** START OF Rows **

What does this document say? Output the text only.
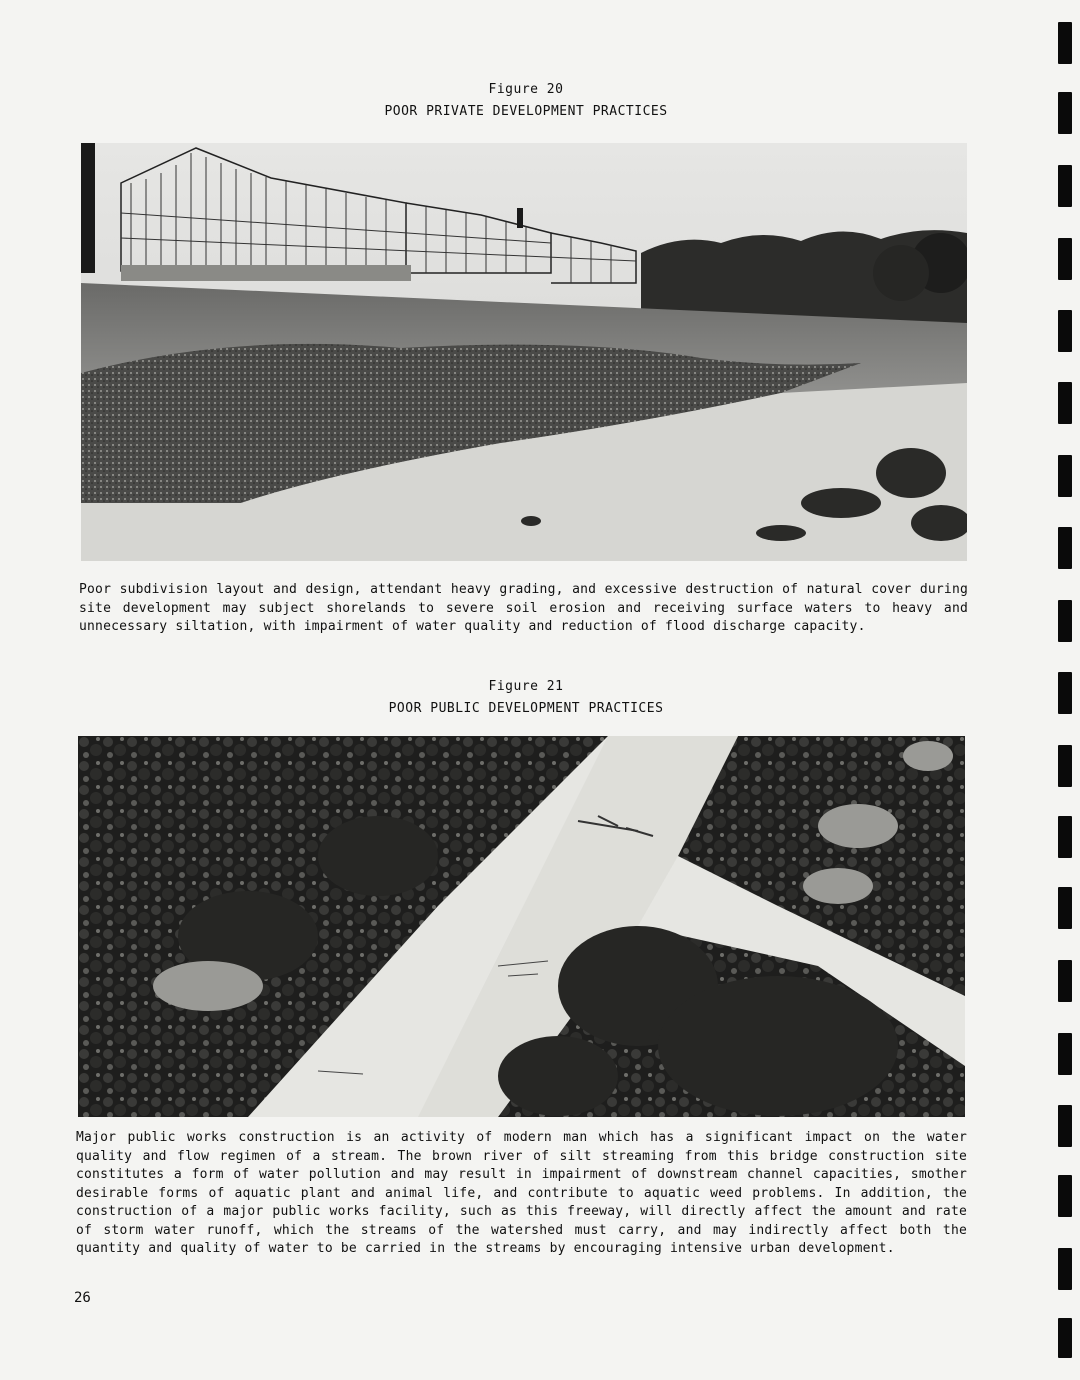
Figure 20
POOR PRIVATE DEVELOPMENT PRACTICES
Poor subdivision layout and design, attendant heavy grading, and excessive destruction of natural cover during site development may subject shorelands to severe soil erosion and receiving surface waters to heavy and unnecessary siltation, with impairment of water quality and reduction of flood discharge capacity.
Figure 21
POOR PUBLIC DEVELOPMENT PRACTICES
Major public works construction is an activity of modern man which has a significant impact on the water quality and flow regimen of a stream. The brown river of silt streaming from this bridge construction site constitutes a form of water pollution and may result in impairment of downstream channel capacities, smother desirable forms of aquatic plant and animal life, and contribute to aquatic weed problems. In addition, the construction of a major public works facility, such as this freeway, will directly affect the amount and rate of storm water runoff, which the streams of the watershed must carry, and may indirectly affect both the quantity and quality of water to be carried in the streams by encouraging intensive urban development.
26
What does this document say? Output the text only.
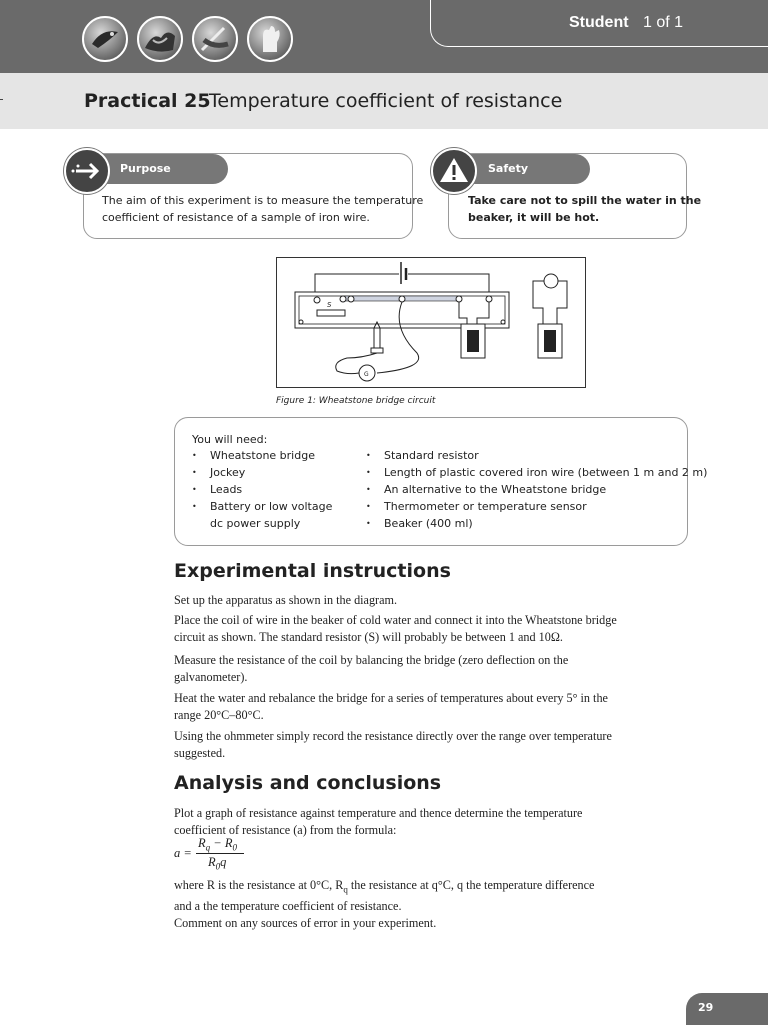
Student 1 of 1
Practical 25
Temperature coefficient of resistance
Purpose
The aim of this experiment is to measure the temperature
coefficient of resistance of a sample of iron wire.
Safety
Take care not to spill the water in the
beaker, it will be hot.
S
G
Figure 1: Wheatstone bridge circuit
You will need:
• Wheatstone bridge
• Jockey
• Leads
• Battery or low voltage
dc power supply
• Standard resistor
• Length of plastic covered iron wire (between 1 m and 2 m)
• An alternative to the Wheatstone bridge
• Thermometer or temperature sensor
• Beaker (400 ml)
Experimental instructions
Set up the apparatus as shown in the diagram.
Place the coil of wire in the beaker of cold water and connect it into the Wheatstone bridge
circuit as shown. The standard resistor (S) will probably be between 1 and 10Ω.
Measure the resistance of the coil by balancing the bridge (zero deflection on the
galvanometer).
Heat the water and rebalance the bridge for a series of temperatures about every 5° in the
range 20°C–80°C.
Using the ohmmeter simply record the resistance directly over the range over temperature
suggested.
Analysis and conclusions
Plot a graph of resistance against temperature and thence determine the temperature
coefficient of resistance (a) from the formula:
a =
$R_q - R_0$
$R_0q$
where R is the resistance at 0°C, $R_q$ the resistance at q°C, q the temperature difference
and a the temperature coefficient of resistance.
Comment on any sources of error in your experiment.
29
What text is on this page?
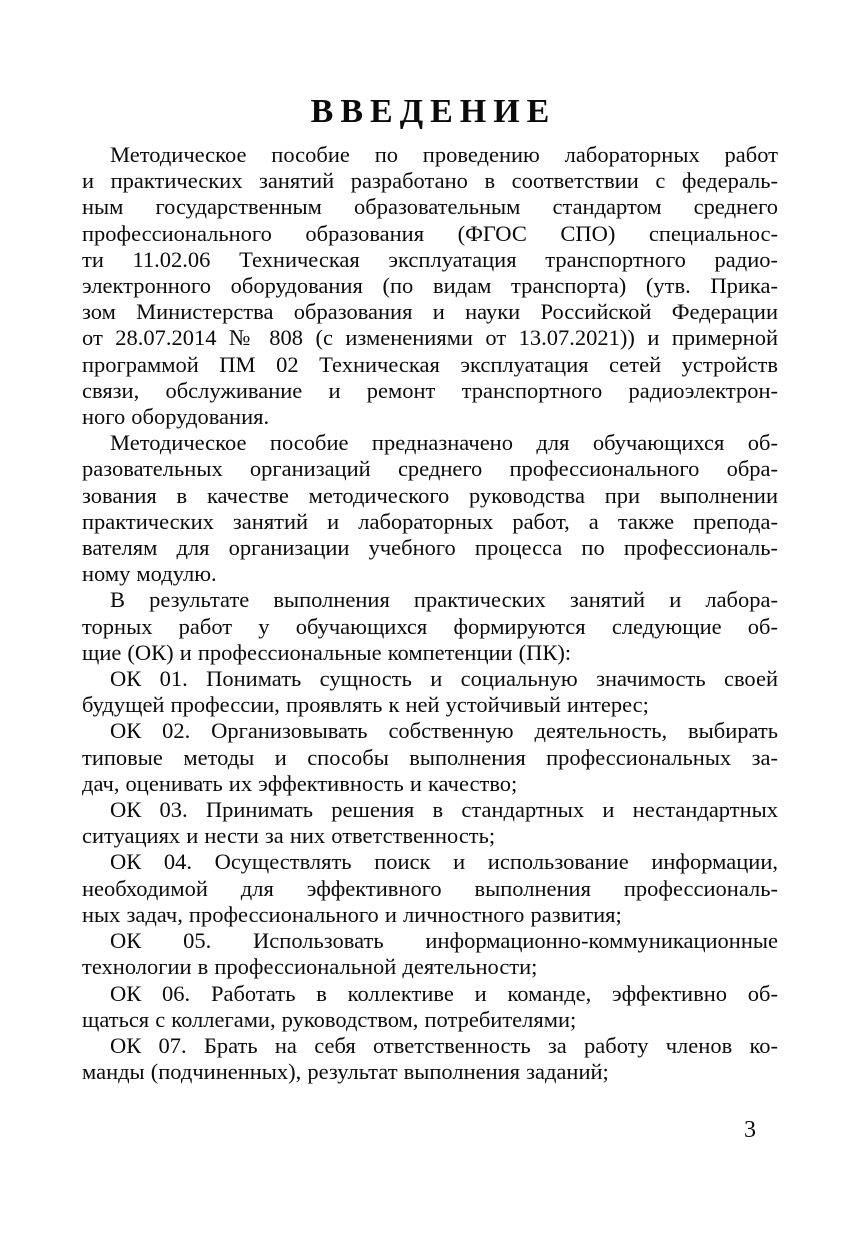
ВВЕДЕНИЕ
Методическое пособие по проведению лабораторных работ
и практических занятий разработано в соответствии с федераль-
ным государственным образовательным стандартом среднего
профессионального образования (ФГОС СПО) специальнос-
ти 11.02.06 Техническая эксплуатация транспортного радио-
электронного оборудования (по видам транспорта) (утв. Прика-
зом Министерства образования и науки Российской Федерации
от 28.07.2014 № 808 (с изменениями от 13.07.2021)) и примерной
программой ПМ 02 Техническая эксплуатация сетей устройств
связи, обслуживание и ремонт транспортного радиоэлектрон-
ного оборудования.
Методическое пособие предназначено для обучающихся об-
разовательных организаций среднего профессионального обра-
зования в качестве методического руководства при выполнении
практических занятий и лабораторных работ, а также препода-
вателям для организации учебного процесса по профессиональ-
ному модулю.
В результате выполнения практических занятий и лабора-
торных работ у обучающихся формируются следующие об-
щие (ОК) и профессиональные компетенции (ПК):
ОК 01. Понимать сущность и социальную значимость своей
будущей профессии, проявлять к ней устойчивый интерес;
ОК 02. Организовывать собственную деятельность, выбирать
типовые методы и способы выполнения профессиональных за-
дач, оценивать их эффективность и качество;
ОК 03. Принимать решения в стандартных и нестандартных
ситуациях и нести за них ответственность;
ОК 04. Осуществлять поиск и использование информации,
необходимой для эффективного выполнения профессиональ-
ных задач, профессионального и личностного развития;
ОК 05. Использовать информационно-коммуникационные
технологии в профессиональной деятельности;
ОК 06. Работать в коллективе и команде, эффективно об-
щаться с коллегами, руководством, потребителями;
ОК 07. Брать на себя ответственность за работу членов ко-
манды (подчиненных), результат выполнения заданий;
3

** END OF Rows **

# Written problem:
Give the entries again word for word, but skip the pictures.

# Result of the exercise:
What does this document say? Output the text only.
Figure 20
POOR PRIVATE DEVELOPMENT PRACTICES
Poor subdivision layout and design, attendant heavy grading, and excessive destruction of natural cover during site development may subject shorelands to severe soil erosion and receiving surface waters to heavy and unnecessary siltation, with impairment of water quality and reduction of flood discharge capacity.
Figure 21
POOR PUBLIC DEVELOPMENT PRACTICES
Major public works construction is an activity of modern man which has a significant impact on the water quality and flow regimen of a stream. The brown river of silt streaming from this bridge construction site constitutes a form of water pollution and may result in impairment of downstream channel capacities, smother desirable forms of aquatic plant and animal life, and contribute to aquatic weed problems. In addition, the construction of a major public works facility, such as this freeway, will directly affect the amount and rate of storm water runoff, which the streams of the watershed must carry, and may indirectly affect both the quantity and quality of water to be carried in the streams by encouraging intensive urban development.
26
What does this document say? Output the text only.
Student 1 of 1
Practical 25
Temperature coefficient of resistance
Purpose
The aim of this experiment is to measure the temperature
coefficient of resistance of a sample of iron wire.
Safety
Take care not to spill the water in the
beaker, it will be hot.
S
G
Figure 1: Wheatstone bridge circuit
You will need:
• Wheatstone bridge
• Jockey
• Leads
• Battery or low voltage
dc power supply
• Standard resistor
• Length of plastic covered iron wire (between 1 m and 2 m)
• An alternative to the Wheatstone bridge
• Thermometer or temperature sensor
• Beaker (400 ml)
Experimental instructions
Set up the apparatus as shown in the diagram.
Place the coil of wire in the beaker of cold water and connect it into the Wheatstone bridge
circuit as shown. The standard resistor (S) will probably be between 1 and 10Ω.
Measure the resistance of the coil by balancing the bridge (zero deflection on the
galvanometer).
Heat the water and rebalance the bridge for a series of temperatures about every 5° in the
range 20°C–80°C.
Using the ohmmeter simply record the resistance directly over the range over temperature
suggested.
Analysis and conclusions
Plot a graph of resistance against temperature and thence determine the temperature
coefficient of resistance (a) from the formula:
a =
$R_q - R_0$
$R_0q$
where R is the resistance at 0°C, $R_q$ the resistance at q°C, q the temperature difference
and a the temperature coefficient of resistance.
Comment on any sources of error in your experiment.
29
What text is on this page?
ВВЕДЕНИЕ
Методическое пособие по проведению лабораторных работ
и практических занятий разработано в соответствии с федераль-
ным государственным образовательным стандартом среднего
профессионального образования (ФГОС СПО) специальнос-
ти 11.02.06 Техническая эксплуатация транспортного радио-
электронного оборудования (по видам транспорта) (утв. Прика-
зом Министерства образования и науки Российской Федерации
от 28.07.2014 № 808 (с изменениями от 13.07.2021)) и примерной
программой ПМ 02 Техническая эксплуатация сетей устройств
связи, обслуживание и ремонт транспортного радиоэлектрон-
ного оборудования.
Методическое пособие предназначено для обучающихся об-
разовательных организаций среднего профессионального обра-
зования в качестве методического руководства при выполнении
практических занятий и лабораторных работ, а также препода-
вателям для организации учебного процесса по профессиональ-
ному модулю.
В результате выполнения практических занятий и лабора-
торных работ у обучающихся формируются следующие об-
щие (ОК) и профессиональные компетенции (ПК):
ОК 01. Понимать сущность и социальную значимость своей
будущей профессии, проявлять к ней устойчивый интерес;
ОК 02. Организовывать собственную деятельность, выбирать
типовые методы и способы выполнения профессиональных за-
дач, оценивать их эффективность и качество;
ОК 03. Принимать решения в стандартных и нестандартных
ситуациях и нести за них ответственность;
ОК 04. Осуществлять поиск и использование информации,
необходимой для эффективного выполнения профессиональ-
ных задач, профессионального и личностного развития;
ОК 05. Использовать информационно-коммуникационные
технологии в профессиональной деятельности;
ОК 06. Работать в коллективе и команде, эффективно об-
щаться с коллегами, руководством, потребителями;
ОК 07. Брать на себя ответственность за работу членов ко-
манды (подчиненных), результат выполнения заданий;
3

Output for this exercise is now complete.